What you are asked to do: Count the lines containing "请进入小程序". Give the number alone.

Provided entries:
========================

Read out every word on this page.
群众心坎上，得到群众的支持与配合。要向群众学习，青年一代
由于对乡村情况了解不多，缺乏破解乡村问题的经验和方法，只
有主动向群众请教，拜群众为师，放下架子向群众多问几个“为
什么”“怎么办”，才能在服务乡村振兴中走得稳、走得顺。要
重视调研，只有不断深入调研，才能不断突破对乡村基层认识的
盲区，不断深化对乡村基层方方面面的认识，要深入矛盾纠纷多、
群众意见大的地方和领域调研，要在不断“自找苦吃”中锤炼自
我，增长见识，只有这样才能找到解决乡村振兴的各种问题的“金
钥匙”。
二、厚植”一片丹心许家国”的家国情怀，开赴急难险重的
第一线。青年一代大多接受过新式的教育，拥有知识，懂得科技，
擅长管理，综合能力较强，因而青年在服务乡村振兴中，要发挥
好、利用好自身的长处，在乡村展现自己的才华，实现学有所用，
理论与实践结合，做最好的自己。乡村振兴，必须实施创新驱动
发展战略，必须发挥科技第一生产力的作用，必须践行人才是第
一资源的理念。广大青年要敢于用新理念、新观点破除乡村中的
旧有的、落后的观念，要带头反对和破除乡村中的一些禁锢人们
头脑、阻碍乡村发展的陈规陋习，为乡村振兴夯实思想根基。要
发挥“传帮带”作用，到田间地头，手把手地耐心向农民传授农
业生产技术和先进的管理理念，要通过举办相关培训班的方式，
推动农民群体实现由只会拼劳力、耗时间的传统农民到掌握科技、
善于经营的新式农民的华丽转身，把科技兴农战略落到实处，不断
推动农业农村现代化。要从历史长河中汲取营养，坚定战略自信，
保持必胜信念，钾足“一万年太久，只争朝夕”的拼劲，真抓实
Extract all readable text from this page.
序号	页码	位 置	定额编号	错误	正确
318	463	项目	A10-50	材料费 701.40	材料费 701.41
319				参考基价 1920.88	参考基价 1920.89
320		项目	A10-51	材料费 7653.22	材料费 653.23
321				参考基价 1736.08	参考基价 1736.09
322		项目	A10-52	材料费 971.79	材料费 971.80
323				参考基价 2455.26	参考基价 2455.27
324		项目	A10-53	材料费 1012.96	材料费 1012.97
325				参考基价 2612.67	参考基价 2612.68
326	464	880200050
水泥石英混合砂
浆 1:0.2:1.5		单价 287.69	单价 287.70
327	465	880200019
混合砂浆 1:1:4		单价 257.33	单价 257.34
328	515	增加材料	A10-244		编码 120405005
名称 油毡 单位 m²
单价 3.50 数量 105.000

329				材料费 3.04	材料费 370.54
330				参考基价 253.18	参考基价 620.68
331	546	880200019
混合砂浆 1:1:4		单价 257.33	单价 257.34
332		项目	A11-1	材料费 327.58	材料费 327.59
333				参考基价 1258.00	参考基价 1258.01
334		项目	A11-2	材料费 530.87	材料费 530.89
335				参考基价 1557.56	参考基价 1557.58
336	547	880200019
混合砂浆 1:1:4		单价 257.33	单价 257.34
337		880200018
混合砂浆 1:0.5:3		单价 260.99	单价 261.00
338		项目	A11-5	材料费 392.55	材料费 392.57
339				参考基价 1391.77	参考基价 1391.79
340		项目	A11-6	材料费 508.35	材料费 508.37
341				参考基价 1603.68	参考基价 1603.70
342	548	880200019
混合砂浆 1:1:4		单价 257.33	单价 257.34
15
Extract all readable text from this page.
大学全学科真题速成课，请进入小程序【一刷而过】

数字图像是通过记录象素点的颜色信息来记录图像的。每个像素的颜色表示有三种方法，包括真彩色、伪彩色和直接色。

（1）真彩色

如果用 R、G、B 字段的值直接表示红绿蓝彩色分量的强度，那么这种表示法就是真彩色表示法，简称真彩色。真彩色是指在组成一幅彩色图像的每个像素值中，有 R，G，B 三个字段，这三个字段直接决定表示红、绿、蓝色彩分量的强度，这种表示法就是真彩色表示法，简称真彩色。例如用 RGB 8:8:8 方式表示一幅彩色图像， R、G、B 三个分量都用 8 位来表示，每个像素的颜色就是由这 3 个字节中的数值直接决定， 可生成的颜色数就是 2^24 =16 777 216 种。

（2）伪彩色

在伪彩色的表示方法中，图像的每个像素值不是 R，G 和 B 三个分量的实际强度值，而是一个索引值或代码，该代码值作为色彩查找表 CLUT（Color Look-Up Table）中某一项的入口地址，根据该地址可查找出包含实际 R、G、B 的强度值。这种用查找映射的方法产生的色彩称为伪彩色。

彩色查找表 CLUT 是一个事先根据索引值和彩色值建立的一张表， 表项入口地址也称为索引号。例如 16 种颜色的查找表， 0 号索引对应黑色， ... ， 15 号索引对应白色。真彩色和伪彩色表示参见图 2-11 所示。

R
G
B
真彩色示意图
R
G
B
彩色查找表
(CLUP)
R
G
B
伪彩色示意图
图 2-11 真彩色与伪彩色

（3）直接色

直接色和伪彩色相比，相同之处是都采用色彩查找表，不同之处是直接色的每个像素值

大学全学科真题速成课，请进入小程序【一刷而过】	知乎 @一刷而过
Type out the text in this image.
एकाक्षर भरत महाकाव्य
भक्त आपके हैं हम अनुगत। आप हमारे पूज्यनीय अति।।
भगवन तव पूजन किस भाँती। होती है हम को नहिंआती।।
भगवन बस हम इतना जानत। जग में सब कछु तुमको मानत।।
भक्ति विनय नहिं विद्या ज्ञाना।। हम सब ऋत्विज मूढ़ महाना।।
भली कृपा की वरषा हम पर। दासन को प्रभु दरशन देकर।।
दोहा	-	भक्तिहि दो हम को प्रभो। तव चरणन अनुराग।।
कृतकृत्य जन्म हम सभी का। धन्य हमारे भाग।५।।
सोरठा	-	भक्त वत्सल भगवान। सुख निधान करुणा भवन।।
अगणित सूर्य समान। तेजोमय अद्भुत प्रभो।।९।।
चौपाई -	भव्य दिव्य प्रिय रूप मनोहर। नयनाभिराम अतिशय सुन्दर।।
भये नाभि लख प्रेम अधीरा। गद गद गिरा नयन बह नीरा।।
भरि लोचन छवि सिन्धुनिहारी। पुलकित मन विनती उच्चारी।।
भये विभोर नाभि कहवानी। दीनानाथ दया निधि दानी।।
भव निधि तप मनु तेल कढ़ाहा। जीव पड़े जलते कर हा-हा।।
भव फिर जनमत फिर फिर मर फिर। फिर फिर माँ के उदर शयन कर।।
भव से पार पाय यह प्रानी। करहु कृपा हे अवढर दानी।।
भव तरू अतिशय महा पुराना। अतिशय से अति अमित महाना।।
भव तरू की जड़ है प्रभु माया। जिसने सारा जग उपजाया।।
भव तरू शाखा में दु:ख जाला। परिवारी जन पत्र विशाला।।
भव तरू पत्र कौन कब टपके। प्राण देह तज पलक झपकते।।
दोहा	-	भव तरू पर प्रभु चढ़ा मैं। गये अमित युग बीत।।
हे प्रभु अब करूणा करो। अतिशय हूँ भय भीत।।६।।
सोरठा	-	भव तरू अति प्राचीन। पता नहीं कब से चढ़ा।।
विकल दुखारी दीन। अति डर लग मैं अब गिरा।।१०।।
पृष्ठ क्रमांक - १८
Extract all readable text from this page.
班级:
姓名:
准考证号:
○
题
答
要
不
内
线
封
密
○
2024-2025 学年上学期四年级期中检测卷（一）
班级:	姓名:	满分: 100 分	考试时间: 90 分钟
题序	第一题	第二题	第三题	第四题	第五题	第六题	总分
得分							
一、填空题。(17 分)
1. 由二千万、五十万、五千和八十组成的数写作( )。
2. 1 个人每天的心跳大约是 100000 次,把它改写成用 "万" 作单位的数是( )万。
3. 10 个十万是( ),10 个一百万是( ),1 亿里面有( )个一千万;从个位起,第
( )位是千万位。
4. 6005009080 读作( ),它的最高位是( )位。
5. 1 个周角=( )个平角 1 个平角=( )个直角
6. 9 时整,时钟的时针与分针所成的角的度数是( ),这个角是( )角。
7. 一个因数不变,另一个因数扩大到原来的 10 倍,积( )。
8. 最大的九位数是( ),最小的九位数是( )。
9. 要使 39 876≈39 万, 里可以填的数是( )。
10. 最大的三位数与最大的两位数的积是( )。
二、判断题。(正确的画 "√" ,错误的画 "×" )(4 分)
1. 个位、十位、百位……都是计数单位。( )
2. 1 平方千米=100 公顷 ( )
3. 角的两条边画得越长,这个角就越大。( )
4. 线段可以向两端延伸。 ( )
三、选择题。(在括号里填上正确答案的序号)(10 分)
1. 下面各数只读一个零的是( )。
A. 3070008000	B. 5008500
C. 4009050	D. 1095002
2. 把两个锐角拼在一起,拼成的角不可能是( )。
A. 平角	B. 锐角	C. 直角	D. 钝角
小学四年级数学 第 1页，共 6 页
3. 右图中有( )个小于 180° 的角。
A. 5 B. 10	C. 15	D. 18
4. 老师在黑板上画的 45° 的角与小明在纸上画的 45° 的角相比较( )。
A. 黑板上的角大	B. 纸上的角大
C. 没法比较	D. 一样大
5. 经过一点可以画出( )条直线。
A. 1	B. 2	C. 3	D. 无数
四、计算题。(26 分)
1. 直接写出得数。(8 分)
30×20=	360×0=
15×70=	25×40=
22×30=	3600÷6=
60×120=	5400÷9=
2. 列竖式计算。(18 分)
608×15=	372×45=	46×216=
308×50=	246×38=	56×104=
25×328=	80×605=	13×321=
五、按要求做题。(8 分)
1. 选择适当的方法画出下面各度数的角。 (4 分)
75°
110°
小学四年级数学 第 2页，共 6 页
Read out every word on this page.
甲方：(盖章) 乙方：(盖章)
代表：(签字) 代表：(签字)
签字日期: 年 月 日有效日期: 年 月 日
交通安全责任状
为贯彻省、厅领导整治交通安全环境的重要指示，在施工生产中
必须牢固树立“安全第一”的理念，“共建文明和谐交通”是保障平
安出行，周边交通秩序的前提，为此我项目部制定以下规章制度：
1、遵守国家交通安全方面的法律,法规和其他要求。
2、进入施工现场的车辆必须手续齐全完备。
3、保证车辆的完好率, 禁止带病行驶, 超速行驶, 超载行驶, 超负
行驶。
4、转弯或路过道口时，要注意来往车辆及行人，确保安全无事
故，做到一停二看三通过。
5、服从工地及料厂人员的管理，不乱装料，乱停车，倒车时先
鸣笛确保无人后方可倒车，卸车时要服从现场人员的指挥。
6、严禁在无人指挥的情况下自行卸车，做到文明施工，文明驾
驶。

========================

Answer to this task: 2